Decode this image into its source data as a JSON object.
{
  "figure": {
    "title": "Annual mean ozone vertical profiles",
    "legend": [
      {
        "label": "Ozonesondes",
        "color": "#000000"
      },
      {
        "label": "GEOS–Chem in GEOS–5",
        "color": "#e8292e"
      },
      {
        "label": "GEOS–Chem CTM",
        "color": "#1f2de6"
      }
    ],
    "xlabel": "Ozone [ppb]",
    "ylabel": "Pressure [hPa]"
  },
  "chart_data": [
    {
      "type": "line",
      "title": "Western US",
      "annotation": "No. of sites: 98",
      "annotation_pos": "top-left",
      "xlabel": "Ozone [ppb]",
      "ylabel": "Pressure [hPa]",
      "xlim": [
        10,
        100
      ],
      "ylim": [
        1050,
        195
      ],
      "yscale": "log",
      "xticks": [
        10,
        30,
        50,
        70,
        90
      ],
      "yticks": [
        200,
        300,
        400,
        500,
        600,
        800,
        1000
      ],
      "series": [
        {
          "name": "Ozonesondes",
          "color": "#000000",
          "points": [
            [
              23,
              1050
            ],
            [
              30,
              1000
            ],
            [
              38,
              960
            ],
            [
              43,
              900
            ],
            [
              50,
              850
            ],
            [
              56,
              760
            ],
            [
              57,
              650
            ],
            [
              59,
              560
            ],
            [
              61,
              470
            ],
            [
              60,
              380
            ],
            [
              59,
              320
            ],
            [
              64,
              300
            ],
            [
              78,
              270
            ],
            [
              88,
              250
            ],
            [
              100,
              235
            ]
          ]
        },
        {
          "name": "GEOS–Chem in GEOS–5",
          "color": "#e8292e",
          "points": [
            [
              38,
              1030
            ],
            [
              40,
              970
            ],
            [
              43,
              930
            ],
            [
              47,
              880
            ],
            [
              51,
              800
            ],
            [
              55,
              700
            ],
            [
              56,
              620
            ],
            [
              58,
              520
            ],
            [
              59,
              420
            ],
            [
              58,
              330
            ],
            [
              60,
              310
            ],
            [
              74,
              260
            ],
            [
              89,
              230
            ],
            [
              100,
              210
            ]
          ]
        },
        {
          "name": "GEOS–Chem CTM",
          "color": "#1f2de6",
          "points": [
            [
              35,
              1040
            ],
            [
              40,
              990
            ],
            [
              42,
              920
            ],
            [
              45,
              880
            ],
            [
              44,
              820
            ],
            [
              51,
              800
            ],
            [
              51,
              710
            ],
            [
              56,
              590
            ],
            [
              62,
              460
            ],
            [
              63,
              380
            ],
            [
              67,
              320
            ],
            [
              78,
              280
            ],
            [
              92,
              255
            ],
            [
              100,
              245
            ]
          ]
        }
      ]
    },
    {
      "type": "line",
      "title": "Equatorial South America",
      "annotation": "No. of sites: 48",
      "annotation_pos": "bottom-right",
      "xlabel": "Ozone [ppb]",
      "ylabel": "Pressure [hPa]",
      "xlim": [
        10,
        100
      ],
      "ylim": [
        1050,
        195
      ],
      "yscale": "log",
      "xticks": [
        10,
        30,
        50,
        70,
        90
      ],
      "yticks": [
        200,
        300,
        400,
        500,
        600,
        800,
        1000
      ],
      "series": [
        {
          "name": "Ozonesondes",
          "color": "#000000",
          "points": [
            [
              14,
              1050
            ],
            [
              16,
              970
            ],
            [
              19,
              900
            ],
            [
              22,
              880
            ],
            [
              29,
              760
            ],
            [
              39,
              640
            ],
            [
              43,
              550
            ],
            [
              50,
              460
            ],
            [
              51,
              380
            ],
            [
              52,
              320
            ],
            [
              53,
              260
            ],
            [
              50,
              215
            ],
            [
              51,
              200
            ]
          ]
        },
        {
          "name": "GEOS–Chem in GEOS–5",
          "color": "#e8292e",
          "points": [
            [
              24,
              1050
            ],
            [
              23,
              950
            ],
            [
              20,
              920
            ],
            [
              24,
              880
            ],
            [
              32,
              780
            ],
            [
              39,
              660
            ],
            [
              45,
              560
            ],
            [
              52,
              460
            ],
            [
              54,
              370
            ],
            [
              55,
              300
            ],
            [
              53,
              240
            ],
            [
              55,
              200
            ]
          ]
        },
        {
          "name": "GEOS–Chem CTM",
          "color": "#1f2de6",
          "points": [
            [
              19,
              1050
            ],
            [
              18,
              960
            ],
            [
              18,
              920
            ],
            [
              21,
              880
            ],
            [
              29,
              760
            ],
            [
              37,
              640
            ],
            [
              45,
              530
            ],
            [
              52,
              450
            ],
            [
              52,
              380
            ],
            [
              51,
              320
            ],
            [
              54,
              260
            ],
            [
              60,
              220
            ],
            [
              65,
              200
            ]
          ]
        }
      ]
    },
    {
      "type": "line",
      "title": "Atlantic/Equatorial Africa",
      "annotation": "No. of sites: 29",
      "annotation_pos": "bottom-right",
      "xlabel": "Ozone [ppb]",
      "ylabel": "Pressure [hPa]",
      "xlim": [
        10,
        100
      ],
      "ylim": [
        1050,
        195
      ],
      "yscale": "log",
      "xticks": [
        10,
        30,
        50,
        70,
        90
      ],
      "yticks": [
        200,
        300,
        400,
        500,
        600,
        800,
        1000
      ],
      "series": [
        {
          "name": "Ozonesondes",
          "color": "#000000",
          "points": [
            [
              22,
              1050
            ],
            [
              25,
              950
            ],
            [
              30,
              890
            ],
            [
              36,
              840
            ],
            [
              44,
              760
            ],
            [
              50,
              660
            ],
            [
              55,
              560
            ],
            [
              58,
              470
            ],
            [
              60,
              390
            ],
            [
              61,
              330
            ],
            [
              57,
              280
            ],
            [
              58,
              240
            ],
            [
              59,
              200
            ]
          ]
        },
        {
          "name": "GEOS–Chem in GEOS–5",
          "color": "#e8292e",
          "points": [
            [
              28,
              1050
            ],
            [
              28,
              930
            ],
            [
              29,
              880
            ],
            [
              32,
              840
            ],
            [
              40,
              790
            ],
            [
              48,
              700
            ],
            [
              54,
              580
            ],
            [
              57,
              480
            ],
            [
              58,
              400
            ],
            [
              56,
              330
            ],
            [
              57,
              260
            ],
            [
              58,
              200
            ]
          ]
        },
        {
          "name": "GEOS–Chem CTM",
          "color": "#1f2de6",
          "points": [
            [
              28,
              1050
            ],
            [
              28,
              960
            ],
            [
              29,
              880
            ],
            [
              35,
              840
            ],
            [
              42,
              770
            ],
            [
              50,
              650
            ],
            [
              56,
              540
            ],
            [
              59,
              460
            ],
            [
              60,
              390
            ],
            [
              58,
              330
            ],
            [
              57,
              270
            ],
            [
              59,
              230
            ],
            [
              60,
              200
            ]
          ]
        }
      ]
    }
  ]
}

### [What the exercise asks]
Repeat the data exactly. Leave nothing out.

### [Solution below]
Decode this image into its source data as a JSON object.
{
  "figure": {
    "title": "Annual mean ozone vertical profiles",
    "legend": [
      {
        "label": "Ozonesondes",
        "color": "#000000"
      },
      {
        "label": "GEOS–Chem in GEOS–5",
        "color": "#e8292e"
      },
      {
        "label": "GEOS–Chem CTM",
        "color": "#1f2de6"
      }
    ],
    "xlabel": "Ozone [ppb]",
    "ylabel": "Pressure [hPa]"
  },
  "chart_data": [
    {
      "type": "line",
      "title": "Western US",
      "annotation": "No. of sites: 98",
      "annotation_pos": "top-left",
      "xlabel": "Ozone [ppb]",
      "ylabel": "Pressure [hPa]",
      "xlim": [
        10,
        100
      ],
      "ylim": [
        1050,
        195
      ],
      "yscale": "log",
      "xticks": [
        10,
        30,
        50,
        70,
        90
      ],
      "yticks": [
        200,
        300,
        400,
        500,
        600,
        800,
        1000
      ],
      "series": [
        {
          "name": "Ozonesondes",
          "color": "#000000",
          "points": [
            [
              23,
              1050
            ],
            [
              30,
              1000
            ],
            [
              38,
              960
            ],
            [
              43,
              900
            ],
            [
              50,
              850
            ],
            [
              56,
              760
            ],
            [
              57,
              650
            ],
            [
              59,
              560
            ],
            [
              61,
              470
            ],
            [
              60,
              380
            ],
            [
              59,
              320
            ],
            [
              64,
              300
            ],
            [
              78,
              270
            ],
            [
              88,
              250
            ],
            [
              100,
              235
            ]
          ]
        },
        {
          "name": "GEOS–Chem in GEOS–5",
          "color": "#e8292e",
          "points": [
            [
              38,
              1030
            ],
            [
              40,
              970
            ],
            [
              43,
              930
            ],
            [
              47,
              880
            ],
            [
              51,
              800
            ],
            [
              55,
              700
            ],
            [
              56,
              620
            ],
            [
              58,
              520
            ],
            [
              59,
              420
            ],
            [
              58,
              330
            ],
            [
              60,
              310
            ],
            [
              74,
              260
            ],
            [
              89,
              230
            ],
            [
              100,
              210
            ]
          ]
        },
        {
          "name": "GEOS–Chem CTM",
          "color": "#1f2de6",
          "points": [
            [
              35,
              1040
            ],
            [
              40,
              990
            ],
            [
              42,
              920
            ],
            [
              45,
              880
            ],
            [
              44,
              820
            ],
            [
              51,
              800
            ],
            [
              51,
              710
            ],
            [
              56,
              590
            ],
            [
              62,
              460
            ],
            [
              63,
              380
            ],
            [
              67,
              320
            ],
            [
              78,
              280
            ],
            [
              92,
              255
            ],
            [
              100,
              245
            ]
          ]
        }
      ]
    },
    {
      "type": "line",
      "title": "Equatorial South America",
      "annotation": "No. of sites: 48",
      "annotation_pos": "bottom-right",
      "xlabel": "Ozone [ppb]",
      "ylabel": "Pressure [hPa]",
      "xlim": [
        10,
        100
      ],
      "ylim": [
        1050,
        195
      ],
      "yscale": "log",
      "xticks": [
        10,
        30,
        50,
        70,
        90
      ],
      "yticks": [
        200,
        300,
        400,
        500,
        600,
        800,
        1000
      ],
      "series": [
        {
          "name": "Ozonesondes",
          "color": "#000000",
          "points": [
            [
              14,
              1050
            ],
            [
              16,
              970
            ],
            [
              19,
              900
            ],
            [
              22,
              880
            ],
            [
              29,
              760
            ],
            [
              39,
              640
            ],
            [
              43,
              550
            ],
            [
              50,
              460
            ],
            [
              51,
              380
            ],
            [
              52,
              320
            ],
            [
              53,
              260
            ],
            [
              50,
              215
            ],
            [
              51,
              200
            ]
          ]
        },
        {
          "name": "GEOS–Chem in GEOS–5",
          "color": "#e8292e",
          "points": [
            [
              24,
              1050
            ],
            [
              23,
              950
            ],
            [
              20,
              920
            ],
            [
              24,
              880
            ],
            [
              32,
              780
            ],
            [
              39,
              660
            ],
            [
              45,
              560
            ],
            [
              52,
              460
            ],
            [
              54,
              370
            ],
            [
              55,
              300
            ],
            [
              53,
              240
            ],
            [
              55,
              200
            ]
          ]
        },
        {
          "name": "GEOS–Chem CTM",
          "color": "#1f2de6",
          "points": [
            [
              19,
              1050
            ],
            [
              18,
              960
            ],
            [
              18,
              920
            ],
            [
              21,
              880
            ],
            [
              29,
              760
            ],
            [
              37,
              640
            ],
            [
              45,
              530
            ],
            [
              52,
              450
            ],
            [
              52,
              380
            ],
            [
              51,
              320
            ],
            [
              54,
              260
            ],
            [
              60,
              220
            ],
            [
              65,
              200
            ]
          ]
        }
      ]
    },
    {
      "type": "line",
      "title": "Atlantic/Equatorial Africa",
      "annotation": "No. of sites: 29",
      "annotation_pos": "bottom-right",
      "xlabel": "Ozone [ppb]",
      "ylabel": "Pressure [hPa]",
      "xlim": [
        10,
        100
      ],
      "ylim": [
        1050,
        195
      ],
      "yscale": "log",
      "xticks": [
        10,
        30,
        50,
        70,
        90
      ],
      "yticks": [
        200,
        300,
        400,
        500,
        600,
        800,
        1000
      ],
      "series": [
        {
          "name": "Ozonesondes",
          "color": "#000000",
          "points": [
            [
              22,
              1050
            ],
            [
              25,
              950
            ],
            [
              30,
              890
            ],
            [
              36,
              840
            ],
            [
              44,
              760
            ],
            [
              50,
              660
            ],
            [
              55,
              560
            ],
            [
              58,
              470
            ],
            [
              60,
              390
            ],
            [
              61,
              330
            ],
            [
              57,
              280
            ],
            [
              58,
              240
            ],
            [
              59,
              200
            ]
          ]
        },
        {
          "name": "GEOS–Chem in GEOS–5",
          "color": "#e8292e",
          "points": [
            [
              28,
              1050
            ],
            [
              28,
              930
            ],
            [
              29,
              880
            ],
            [
              32,
              840
            ],
            [
              40,
              790
            ],
            [
              48,
              700
            ],
            [
              54,
              580
            ],
            [
              57,
              480
            ],
            [
              58,
              400
            ],
            [
              56,
              330
            ],
            [
              57,
              260
            ],
            [
              58,
              200
            ]
          ]
        },
        {
          "name": "GEOS–Chem CTM",
          "color": "#1f2de6",
          "points": [
            [
              28,
              1050
            ],
            [
              28,
              960
            ],
            [
              29,
              880
            ],
            [
              35,
              840
            ],
            [
              42,
              770
            ],
            [
              50,
              650
            ],
            [
              56,
              540
            ],
            [
              59,
              460
            ],
            [
              60,
              390
            ],
            [
              58,
              330
            ],
            [
              57,
              270
            ],
            [
              59,
              230
            ],
            [
              60,
              200
            ]
          ]
        }
      ]
    }
  ]
}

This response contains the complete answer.